Stated goal:
Copy out every record precisely.

Excerpted records:
──────────

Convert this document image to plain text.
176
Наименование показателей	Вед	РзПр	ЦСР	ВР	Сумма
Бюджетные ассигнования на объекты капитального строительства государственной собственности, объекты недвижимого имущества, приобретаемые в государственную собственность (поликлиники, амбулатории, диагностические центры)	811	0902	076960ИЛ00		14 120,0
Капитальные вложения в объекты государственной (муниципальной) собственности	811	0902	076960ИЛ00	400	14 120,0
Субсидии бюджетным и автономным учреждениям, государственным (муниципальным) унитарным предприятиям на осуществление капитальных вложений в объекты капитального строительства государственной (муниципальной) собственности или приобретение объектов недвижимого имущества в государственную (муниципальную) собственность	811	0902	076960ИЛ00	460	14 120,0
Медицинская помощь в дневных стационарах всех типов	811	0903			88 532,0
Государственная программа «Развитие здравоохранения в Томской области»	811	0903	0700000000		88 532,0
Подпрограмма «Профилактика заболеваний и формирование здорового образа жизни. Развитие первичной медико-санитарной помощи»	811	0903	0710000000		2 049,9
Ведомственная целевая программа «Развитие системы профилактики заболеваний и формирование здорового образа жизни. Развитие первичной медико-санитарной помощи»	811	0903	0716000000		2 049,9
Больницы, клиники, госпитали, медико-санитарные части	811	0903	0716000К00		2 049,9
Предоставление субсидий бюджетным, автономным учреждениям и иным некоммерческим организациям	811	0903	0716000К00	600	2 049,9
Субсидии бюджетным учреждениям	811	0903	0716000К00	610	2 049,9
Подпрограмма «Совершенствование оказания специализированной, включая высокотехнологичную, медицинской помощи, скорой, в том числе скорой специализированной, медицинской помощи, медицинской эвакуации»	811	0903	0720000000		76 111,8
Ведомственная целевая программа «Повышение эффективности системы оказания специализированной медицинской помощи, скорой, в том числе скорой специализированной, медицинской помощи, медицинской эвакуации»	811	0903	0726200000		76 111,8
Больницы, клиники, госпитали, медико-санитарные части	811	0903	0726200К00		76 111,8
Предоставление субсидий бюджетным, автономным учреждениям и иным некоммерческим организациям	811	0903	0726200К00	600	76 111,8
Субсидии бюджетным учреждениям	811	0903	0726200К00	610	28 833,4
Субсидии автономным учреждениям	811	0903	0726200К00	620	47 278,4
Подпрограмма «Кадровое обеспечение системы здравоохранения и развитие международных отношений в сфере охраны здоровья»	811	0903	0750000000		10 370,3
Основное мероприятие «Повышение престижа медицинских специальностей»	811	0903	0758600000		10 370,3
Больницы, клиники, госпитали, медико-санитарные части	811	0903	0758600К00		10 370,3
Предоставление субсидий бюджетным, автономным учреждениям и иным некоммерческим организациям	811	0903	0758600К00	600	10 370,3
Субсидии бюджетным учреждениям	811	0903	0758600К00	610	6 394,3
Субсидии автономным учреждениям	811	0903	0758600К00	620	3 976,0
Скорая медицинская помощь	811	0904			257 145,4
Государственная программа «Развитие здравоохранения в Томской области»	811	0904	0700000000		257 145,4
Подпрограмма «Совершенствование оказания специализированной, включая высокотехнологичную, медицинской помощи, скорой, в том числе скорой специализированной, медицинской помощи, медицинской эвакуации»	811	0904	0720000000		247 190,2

──────────

Right answer:
Convert this document image to plain text.
176
Наименование показателей	Вед	РзПр	ЦСР	ВР	Сумма
Бюджетные ассигнования на объекты капитального строительства государственной собственности, объекты недвижимого имущества, приобретаемые в государственную собственность (поликлиники, амбулатории, диагностические центры)	811	0902	076960ИЛ00		14 120,0
Капитальные вложения в объекты государственной (муниципальной) собственности	811	0902	076960ИЛ00	400	14 120,0
Субсидии бюджетным и автономным учреждениям, государственным (муниципальным) унитарным предприятиям на осуществление капитальных вложений в объекты капитального строительства государственной (муниципальной) собственности или приобретение объектов недвижимого имущества в государственную (муниципальную) собственность	811	0902	076960ИЛ00	460	14 120,0
Медицинская помощь в дневных стационарах всех типов	811	0903			88 532,0
Государственная программа «Развитие здравоохранения в Томской области»	811	0903	0700000000		88 532,0
Подпрограмма «Профилактика заболеваний и формирование здорового образа жизни. Развитие первичной медико-санитарной помощи»	811	0903	0710000000		2 049,9
Ведомственная целевая программа «Развитие системы профилактики заболеваний и формирование здорового образа жизни. Развитие первичной медико-санитарной помощи»	811	0903	0716000000		2 049,9
Больницы, клиники, госпитали, медико-санитарные части	811	0903	0716000К00		2 049,9
Предоставление субсидий бюджетным, автономным учреждениям и иным некоммерческим организациям	811	0903	0716000К00	600	2 049,9
Субсидии бюджетным учреждениям	811	0903	0716000К00	610	2 049,9
Подпрограмма «Совершенствование оказания специализированной, включая высокотехнологичную, медицинской помощи, скорой, в том числе скорой специализированной, медицинской помощи, медицинской эвакуации»	811	0903	0720000000		76 111,8
Ведомственная целевая программа «Повышение эффективности системы оказания специализированной медицинской помощи, скорой, в том числе скорой специализированной, медицинской помощи, медицинской эвакуации»	811	0903	0726200000		76 111,8
Больницы, клиники, госпитали, медико-санитарные части	811	0903	0726200К00		76 111,8
Предоставление субсидий бюджетным, автономным учреждениям и иным некоммерческим организациям	811	0903	0726200К00	600	76 111,8
Субсидии бюджетным учреждениям	811	0903	0726200К00	610	28 833,4
Субсидии автономным учреждениям	811	0903	0726200К00	620	47 278,4
Подпрограмма «Кадровое обеспечение системы здравоохранения и развитие международных отношений в сфере охраны здоровья»	811	0903	0750000000		10 370,3
Основное мероприятие «Повышение престижа медицинских специальностей»	811	0903	0758600000		10 370,3
Больницы, клиники, госпитали, медико-санитарные части	811	0903	0758600К00		10 370,3
Предоставление субсидий бюджетным, автономным учреждениям и иным некоммерческим организациям	811	0903	0758600К00	600	10 370,3
Субсидии бюджетным учреждениям	811	0903	0758600К00	610	6 394,3
Субсидии автономным учреждениям	811	0903	0758600К00	620	3 976,0
Скорая медицинская помощь	811	0904			257 145,4
Государственная программа «Развитие здравоохранения в Томской области»	811	0904	0700000000		257 145,4
Подпрограмма «Совершенствование оказания специализированной, включая высокотехнологичную, медицинской помощи, скорой, в том числе скорой специализированной, медицинской помощи, медицинской эвакуации»	811	0904	0720000000		247 190,2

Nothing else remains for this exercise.